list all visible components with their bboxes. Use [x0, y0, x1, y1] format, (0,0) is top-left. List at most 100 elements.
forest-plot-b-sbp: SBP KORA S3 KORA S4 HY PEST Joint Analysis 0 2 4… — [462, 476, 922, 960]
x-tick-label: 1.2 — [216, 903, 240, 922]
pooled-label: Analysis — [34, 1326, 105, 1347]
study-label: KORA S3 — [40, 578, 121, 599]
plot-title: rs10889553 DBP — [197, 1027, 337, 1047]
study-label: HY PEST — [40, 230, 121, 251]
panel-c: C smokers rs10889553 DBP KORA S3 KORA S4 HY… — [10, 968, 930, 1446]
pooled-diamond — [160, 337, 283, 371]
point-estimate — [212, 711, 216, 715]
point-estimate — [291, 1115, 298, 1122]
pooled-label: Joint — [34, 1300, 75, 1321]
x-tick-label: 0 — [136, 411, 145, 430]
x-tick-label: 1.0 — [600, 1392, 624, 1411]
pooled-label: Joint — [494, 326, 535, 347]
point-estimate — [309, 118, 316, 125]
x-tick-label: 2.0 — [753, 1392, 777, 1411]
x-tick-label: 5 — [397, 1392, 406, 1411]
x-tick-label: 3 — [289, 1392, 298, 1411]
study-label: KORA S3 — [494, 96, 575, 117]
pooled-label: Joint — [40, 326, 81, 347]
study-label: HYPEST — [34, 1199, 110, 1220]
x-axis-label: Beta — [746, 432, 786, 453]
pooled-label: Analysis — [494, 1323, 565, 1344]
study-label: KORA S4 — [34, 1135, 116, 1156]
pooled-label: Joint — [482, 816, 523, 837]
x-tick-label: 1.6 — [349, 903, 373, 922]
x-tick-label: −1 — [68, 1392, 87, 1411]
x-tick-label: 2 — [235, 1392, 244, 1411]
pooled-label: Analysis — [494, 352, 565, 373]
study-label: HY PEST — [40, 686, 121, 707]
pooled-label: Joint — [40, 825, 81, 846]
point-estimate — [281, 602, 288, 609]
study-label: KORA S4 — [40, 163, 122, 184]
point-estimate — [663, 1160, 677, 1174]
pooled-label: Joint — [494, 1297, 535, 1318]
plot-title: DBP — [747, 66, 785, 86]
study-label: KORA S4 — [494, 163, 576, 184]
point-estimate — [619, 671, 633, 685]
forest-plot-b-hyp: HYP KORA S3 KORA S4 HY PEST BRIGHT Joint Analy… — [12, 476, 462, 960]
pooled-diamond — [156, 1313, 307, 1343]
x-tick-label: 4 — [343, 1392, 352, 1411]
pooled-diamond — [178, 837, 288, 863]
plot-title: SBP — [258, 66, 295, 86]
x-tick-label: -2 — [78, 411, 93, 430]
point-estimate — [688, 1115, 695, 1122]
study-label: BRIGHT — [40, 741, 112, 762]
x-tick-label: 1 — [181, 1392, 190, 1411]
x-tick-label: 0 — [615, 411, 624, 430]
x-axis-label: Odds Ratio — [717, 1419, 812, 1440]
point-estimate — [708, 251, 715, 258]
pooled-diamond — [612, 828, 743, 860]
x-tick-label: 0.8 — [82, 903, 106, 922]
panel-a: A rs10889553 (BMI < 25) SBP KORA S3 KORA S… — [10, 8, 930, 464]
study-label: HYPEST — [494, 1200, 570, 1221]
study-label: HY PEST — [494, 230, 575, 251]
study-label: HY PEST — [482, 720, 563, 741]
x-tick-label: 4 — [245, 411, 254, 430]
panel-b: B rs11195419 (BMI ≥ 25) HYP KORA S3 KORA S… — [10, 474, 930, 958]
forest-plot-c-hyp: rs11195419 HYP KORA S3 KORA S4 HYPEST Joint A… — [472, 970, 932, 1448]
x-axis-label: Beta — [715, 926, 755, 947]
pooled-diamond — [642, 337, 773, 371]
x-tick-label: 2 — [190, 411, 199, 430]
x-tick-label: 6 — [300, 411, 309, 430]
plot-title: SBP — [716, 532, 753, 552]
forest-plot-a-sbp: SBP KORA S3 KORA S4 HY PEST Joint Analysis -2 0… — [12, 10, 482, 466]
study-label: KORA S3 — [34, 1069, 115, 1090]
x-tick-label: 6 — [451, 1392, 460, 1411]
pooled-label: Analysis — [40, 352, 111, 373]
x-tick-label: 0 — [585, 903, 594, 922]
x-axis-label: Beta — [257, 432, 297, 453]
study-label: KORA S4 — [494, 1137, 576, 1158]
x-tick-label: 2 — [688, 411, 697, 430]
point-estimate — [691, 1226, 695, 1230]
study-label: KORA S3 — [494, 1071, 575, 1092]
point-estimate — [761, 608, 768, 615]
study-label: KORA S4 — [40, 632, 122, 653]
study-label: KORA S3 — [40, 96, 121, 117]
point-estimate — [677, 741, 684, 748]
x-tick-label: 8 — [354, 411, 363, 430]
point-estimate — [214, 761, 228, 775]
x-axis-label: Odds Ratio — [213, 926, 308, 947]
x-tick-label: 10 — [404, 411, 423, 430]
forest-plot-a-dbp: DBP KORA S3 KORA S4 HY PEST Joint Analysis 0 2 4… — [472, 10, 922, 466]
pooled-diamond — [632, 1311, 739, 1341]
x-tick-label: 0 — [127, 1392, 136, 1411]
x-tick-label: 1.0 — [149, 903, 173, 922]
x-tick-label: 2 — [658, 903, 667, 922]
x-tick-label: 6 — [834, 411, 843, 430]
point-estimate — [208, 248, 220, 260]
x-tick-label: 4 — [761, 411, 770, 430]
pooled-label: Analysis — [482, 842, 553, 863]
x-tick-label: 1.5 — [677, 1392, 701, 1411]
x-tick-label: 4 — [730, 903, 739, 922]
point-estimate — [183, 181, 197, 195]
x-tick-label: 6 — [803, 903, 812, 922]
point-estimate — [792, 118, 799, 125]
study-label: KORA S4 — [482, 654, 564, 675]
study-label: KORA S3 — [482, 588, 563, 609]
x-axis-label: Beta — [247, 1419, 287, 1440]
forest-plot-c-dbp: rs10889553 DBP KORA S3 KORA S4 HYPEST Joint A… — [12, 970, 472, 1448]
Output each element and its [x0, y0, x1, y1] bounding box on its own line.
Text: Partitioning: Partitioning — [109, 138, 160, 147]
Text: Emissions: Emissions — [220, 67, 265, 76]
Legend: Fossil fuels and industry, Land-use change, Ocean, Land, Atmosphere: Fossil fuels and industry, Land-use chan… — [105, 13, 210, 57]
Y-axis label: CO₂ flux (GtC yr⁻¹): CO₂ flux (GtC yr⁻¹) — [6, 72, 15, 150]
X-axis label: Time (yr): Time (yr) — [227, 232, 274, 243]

————

- STATED TASK: Extract the lines from the start of the records through the line containing "x-tick-label: 1.0 — [600, 1392, 624, 1411]", both ends included, and copy them without any change.

- FULL ANSWER:
list all visible components with their bboxes. Use [x0, y0, x1, y1] format, (0,0) is top-left. List at most 100 elements.
forest-plot-b-sbp: SBP KORA S3 KORA S4 HY PEST Joint Analysis 0 2 4… — [462, 476, 922, 960]
x-tick-label: 1.2 — [216, 903, 240, 922]
pooled-label: Analysis — [34, 1326, 105, 1347]
study-label: KORA S3 — [40, 578, 121, 599]
plot-title: rs10889553 DBP — [197, 1027, 337, 1047]
study-label: HY PEST — [40, 230, 121, 251]
panel-c: C smokers rs10889553 DBP KORA S3 KORA S4 HY… — [10, 968, 930, 1446]
pooled-diamond — [160, 337, 283, 371]
point-estimate — [212, 711, 216, 715]
point-estimate — [291, 1115, 298, 1122]
pooled-label: Joint — [34, 1300, 75, 1321]
x-tick-label: 0 — [136, 411, 145, 430]
x-tick-label: 1.0 — [600, 1392, 624, 1411]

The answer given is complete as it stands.